Document section:
Ask the Mayor: Are Goats and Pigs Considered Service Animals?
Mayor Alan Arakawa answers some of the questions submitted to his staff.
Submit your own questions about County of Maui programs, services, operations or policies to Mayor Alan Arakawa at [email protected], 270-7855 or mail them to 200 S. High Street, 9th Floor, Wailuku, HI 96793.
Questions submitted will be considered for inclusion in the “Ask the Mayor” column.
Q. The other day when I was shopping at a local big-box store, someone brought in two supposedly “service animals” that were actually a baby goat and a potbelly pig.
What are the guidelines that regulate these kinds of animals?
Anyone can order a vest online and I’ve seen dozens of fake service animals over the years, including a cat, a miniature poodle, a chihuahua and a poorly trained large mutt on a string sniffing at things in the food section.
When I asked a manager about this, they were too afraid to question the pet owners because they didn’t want to violate anyone’s rights.
What exactly is a service animal, and what kind of training are they supposed to receive?
A. There has definitely been a lot of confusion on this topic, so I will refer to the guidelines offered by the U.S. Department of Justice, Civil Rights Division, Disability Rights Section.
Under the Americans with Disabilities Act (ADA), a service animal is a dog that has been individually trained to do work or perform tasks for an individual with a disability. The tasks must be directly related to the person’s disability, such as a dog that is trained to alert a diabetic person when their blood sugar reaches high or low levels.

Work instructions:
[1] In the Ask the Mayor column, why does the mayor turn to the guidelines from the U.S. Department of Justice? Answer in one to three sentences.
[2] Carry on writing the Ask the Mayor column, beginning right after its final sentence.
The data after this column can be left aside.

Source information:
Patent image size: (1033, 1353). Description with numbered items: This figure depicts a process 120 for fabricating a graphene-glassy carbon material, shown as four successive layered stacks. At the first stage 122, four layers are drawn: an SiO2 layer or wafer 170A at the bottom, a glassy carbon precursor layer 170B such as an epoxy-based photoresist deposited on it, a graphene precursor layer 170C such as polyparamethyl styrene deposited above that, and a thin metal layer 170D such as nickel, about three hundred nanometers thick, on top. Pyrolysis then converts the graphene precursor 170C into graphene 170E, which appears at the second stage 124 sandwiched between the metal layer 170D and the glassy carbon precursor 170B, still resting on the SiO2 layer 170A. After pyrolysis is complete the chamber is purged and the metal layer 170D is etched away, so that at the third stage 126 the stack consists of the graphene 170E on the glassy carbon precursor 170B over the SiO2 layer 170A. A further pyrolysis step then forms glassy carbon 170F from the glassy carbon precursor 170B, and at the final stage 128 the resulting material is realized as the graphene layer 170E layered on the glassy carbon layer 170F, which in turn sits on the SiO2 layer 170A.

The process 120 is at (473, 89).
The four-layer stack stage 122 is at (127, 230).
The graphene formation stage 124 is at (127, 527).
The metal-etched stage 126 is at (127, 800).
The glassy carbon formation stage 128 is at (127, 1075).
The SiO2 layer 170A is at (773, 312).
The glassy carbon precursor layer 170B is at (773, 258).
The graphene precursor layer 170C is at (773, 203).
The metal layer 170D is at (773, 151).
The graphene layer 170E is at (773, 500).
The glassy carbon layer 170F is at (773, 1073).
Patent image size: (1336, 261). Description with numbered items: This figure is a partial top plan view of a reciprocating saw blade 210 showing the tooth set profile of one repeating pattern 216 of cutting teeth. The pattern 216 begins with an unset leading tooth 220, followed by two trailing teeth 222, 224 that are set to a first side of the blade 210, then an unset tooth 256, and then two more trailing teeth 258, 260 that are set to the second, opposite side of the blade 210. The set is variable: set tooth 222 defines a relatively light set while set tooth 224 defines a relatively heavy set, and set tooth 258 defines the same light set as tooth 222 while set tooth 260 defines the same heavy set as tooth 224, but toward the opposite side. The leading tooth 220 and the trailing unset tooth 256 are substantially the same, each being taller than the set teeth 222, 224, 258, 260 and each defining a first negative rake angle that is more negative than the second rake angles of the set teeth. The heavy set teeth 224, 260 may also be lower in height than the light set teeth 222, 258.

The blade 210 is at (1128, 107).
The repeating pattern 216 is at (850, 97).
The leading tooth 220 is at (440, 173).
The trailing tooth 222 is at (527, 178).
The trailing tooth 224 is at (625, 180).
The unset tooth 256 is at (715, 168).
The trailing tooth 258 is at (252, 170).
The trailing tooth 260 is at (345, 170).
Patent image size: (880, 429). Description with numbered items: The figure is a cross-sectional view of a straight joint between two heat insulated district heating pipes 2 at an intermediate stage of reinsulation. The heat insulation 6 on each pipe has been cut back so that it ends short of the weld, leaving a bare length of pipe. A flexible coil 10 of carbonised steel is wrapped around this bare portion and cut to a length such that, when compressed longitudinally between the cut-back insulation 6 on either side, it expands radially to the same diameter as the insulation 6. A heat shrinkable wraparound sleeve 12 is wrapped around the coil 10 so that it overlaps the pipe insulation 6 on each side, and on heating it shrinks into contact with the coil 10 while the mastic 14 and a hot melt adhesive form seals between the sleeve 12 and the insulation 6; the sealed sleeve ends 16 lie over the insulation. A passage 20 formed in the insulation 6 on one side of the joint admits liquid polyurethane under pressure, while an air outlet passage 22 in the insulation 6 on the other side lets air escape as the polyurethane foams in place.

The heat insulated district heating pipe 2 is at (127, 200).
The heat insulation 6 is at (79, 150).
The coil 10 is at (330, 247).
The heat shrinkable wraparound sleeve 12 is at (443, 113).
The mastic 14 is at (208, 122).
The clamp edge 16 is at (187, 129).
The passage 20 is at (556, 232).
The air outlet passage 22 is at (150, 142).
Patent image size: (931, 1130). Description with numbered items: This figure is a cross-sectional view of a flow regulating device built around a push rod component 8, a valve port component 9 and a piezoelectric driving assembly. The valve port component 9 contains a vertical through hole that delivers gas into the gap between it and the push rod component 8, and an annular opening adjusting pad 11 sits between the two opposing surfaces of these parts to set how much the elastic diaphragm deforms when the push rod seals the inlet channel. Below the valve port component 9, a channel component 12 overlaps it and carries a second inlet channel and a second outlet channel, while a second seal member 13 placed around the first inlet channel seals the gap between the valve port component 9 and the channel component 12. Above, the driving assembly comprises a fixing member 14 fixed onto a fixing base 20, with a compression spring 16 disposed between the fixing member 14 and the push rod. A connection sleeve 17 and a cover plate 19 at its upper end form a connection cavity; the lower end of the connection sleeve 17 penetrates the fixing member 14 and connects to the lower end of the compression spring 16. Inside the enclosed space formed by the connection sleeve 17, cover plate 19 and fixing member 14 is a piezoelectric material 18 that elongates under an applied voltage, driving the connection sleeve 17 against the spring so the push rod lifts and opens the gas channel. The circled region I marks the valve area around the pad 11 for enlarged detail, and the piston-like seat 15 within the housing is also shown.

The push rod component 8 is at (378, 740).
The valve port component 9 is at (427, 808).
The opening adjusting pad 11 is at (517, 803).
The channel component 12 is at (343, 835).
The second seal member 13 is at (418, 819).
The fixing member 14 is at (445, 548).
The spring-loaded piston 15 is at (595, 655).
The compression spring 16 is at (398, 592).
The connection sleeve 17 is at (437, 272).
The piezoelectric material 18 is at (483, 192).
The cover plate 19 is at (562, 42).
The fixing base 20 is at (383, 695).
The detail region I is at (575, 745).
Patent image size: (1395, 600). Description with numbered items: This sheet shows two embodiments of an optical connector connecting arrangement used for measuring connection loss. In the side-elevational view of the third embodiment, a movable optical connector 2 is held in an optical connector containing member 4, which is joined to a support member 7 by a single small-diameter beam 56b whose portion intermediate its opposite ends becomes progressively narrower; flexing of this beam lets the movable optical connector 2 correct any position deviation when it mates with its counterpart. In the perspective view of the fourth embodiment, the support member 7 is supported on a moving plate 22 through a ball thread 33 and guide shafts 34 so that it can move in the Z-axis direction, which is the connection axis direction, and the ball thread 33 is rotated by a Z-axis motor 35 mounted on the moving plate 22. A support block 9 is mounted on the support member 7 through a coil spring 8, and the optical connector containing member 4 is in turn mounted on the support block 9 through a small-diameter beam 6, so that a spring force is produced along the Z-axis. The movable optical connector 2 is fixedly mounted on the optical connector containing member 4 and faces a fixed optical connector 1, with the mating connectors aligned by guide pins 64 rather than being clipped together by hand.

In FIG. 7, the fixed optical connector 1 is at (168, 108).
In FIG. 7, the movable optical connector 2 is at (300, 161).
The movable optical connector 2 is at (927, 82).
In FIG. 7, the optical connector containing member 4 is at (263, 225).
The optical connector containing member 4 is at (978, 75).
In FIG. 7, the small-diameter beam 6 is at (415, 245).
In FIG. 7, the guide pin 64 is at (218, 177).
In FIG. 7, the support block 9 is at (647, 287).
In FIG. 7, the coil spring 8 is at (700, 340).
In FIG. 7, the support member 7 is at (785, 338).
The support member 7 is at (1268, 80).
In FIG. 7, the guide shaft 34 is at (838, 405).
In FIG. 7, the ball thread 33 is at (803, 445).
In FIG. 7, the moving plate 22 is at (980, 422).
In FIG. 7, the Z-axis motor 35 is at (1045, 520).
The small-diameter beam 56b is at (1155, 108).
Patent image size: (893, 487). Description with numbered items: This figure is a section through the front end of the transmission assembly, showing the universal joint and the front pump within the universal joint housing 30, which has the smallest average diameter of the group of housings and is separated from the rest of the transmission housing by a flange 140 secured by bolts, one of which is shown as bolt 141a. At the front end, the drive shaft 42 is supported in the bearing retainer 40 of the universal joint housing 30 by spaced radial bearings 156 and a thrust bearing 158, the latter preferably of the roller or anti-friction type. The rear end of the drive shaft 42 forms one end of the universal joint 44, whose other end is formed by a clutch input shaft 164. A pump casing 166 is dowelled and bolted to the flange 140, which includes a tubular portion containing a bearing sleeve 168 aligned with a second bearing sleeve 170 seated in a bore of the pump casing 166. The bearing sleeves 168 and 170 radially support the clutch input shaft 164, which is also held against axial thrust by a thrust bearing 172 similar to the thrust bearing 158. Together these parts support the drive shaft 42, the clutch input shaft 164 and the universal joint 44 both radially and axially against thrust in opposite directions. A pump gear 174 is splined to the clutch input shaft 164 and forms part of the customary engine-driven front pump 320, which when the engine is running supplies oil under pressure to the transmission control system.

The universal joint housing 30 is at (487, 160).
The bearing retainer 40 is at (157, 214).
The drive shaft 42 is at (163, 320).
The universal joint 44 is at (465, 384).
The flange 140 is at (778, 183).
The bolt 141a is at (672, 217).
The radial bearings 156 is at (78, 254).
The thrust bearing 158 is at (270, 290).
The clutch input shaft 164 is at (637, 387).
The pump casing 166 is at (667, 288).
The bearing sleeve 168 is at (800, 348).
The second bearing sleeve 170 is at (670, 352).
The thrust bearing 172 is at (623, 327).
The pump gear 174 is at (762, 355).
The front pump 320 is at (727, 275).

Results of the tasks:
[1] He relies on the Department of Justice guidelines because there has been a lot of confusion about what counts as a service animal.

[2]
A person with epilepsy may have a dog that is trained to detect the onset of a seizure, then help the person remain safe during the seizure.
However, emotional support, therapy, comfort or companion animals such as those you mentioned in the store are not considered service animals under the ADA.
Documentation of training is not required for service animals; however, the animal must be clean and not have a foul odor, and must not urinate or defecate in inappropriate locations. It also must exhibit standards of behavior such as not making unsolicited contact with members of the general public; not showing aggression toward people or other animals; not soliciting or stealing food or other items from the general public; obeying the commands of its handler; trained to urinate or defecate on command; remaining calmly and quietly on a harness, leash or other tether; and other behaviors.